TASK DESCRIPTION: Which lines in the records below contain the word "panels"? Copy each of them.

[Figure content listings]
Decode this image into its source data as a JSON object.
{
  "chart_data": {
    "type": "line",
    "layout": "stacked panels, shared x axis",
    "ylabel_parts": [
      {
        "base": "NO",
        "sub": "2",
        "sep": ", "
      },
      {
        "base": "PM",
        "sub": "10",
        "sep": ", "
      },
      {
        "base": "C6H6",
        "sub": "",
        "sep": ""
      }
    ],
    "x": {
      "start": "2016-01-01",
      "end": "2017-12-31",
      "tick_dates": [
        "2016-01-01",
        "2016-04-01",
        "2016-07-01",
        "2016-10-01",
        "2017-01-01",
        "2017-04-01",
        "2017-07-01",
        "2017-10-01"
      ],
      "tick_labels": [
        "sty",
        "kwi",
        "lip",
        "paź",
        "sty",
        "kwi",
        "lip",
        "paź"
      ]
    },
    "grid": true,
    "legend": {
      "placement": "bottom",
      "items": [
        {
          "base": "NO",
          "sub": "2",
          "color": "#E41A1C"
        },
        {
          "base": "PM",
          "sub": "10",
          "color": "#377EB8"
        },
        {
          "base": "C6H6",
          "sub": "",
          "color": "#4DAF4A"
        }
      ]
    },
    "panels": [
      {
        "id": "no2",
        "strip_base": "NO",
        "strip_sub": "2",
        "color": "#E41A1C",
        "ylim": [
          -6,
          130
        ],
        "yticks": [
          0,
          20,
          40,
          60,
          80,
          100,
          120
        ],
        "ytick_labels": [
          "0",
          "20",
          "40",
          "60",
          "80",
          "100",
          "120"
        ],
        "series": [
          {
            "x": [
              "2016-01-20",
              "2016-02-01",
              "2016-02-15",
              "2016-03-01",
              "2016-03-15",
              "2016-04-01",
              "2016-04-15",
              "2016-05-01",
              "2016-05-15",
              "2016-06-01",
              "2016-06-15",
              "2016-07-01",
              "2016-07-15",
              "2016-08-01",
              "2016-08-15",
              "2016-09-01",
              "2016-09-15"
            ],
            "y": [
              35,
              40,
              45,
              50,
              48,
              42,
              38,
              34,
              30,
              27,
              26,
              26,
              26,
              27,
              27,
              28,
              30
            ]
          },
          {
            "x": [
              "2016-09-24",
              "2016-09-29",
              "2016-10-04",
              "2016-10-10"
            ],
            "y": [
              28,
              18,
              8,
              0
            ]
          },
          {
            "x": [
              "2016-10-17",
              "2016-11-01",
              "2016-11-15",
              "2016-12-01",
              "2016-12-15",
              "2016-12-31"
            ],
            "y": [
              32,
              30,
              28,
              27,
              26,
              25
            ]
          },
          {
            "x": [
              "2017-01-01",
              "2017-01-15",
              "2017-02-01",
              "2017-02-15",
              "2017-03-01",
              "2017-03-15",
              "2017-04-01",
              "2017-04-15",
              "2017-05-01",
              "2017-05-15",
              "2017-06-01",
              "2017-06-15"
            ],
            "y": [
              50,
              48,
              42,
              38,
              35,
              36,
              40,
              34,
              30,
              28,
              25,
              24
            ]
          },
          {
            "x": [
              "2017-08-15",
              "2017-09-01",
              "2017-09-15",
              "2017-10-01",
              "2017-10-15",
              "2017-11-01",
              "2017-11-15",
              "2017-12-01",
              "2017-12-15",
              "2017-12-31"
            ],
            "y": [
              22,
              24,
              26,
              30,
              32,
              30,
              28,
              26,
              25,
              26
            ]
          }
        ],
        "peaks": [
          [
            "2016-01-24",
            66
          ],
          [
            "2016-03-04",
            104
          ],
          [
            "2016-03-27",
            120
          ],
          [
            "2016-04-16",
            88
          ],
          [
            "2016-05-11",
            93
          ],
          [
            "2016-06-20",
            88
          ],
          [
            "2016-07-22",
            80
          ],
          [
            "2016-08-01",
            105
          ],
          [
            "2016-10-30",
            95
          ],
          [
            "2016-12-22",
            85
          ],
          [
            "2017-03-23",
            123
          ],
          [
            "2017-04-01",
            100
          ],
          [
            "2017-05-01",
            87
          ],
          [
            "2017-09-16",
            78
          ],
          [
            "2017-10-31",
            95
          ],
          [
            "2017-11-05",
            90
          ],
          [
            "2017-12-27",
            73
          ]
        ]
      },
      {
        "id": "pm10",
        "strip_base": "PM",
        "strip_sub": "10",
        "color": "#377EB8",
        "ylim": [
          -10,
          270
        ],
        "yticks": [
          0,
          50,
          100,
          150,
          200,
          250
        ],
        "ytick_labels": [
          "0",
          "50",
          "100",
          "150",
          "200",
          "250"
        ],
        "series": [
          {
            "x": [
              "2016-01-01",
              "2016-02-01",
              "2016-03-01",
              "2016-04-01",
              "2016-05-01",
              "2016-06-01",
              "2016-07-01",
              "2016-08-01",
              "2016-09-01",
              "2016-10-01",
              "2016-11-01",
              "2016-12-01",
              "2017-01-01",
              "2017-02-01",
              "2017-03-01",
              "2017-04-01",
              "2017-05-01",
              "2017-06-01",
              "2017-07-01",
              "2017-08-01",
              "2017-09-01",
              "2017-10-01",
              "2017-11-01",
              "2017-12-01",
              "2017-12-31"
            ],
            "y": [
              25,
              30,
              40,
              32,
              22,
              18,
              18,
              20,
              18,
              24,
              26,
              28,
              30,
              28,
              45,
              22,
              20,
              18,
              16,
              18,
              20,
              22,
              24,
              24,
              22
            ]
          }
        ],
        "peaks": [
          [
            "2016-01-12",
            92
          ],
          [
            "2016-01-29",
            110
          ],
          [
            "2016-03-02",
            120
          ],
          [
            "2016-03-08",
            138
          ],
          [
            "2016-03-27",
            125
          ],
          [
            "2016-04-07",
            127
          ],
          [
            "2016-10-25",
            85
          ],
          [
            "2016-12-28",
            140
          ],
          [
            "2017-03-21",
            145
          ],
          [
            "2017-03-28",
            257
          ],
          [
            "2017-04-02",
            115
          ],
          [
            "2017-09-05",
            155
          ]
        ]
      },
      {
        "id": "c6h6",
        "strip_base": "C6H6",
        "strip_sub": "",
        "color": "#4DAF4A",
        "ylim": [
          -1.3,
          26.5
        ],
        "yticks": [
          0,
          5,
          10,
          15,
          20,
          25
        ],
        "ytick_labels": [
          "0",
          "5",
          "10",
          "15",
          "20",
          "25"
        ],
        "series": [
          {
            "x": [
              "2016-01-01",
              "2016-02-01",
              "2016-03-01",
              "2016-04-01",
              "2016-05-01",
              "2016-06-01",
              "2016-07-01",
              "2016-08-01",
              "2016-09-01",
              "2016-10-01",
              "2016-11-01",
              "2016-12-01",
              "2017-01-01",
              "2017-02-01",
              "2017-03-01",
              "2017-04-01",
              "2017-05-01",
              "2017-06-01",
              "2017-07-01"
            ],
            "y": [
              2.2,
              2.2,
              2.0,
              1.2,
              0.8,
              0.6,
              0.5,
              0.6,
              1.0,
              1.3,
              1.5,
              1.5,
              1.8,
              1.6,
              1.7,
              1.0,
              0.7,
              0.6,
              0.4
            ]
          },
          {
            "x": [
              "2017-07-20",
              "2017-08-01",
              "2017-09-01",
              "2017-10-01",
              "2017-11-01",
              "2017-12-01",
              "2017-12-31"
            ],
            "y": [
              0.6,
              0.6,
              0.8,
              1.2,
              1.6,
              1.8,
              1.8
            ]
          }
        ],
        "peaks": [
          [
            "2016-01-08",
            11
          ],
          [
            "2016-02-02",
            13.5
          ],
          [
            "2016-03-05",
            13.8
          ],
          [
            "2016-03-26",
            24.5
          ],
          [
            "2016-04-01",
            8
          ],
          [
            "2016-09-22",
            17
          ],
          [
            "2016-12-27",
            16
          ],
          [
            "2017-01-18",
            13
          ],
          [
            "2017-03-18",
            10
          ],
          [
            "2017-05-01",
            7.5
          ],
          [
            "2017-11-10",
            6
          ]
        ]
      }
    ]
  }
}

SOLUTION:
    "layout": "stacked panels, shared x axis",
    "panels": [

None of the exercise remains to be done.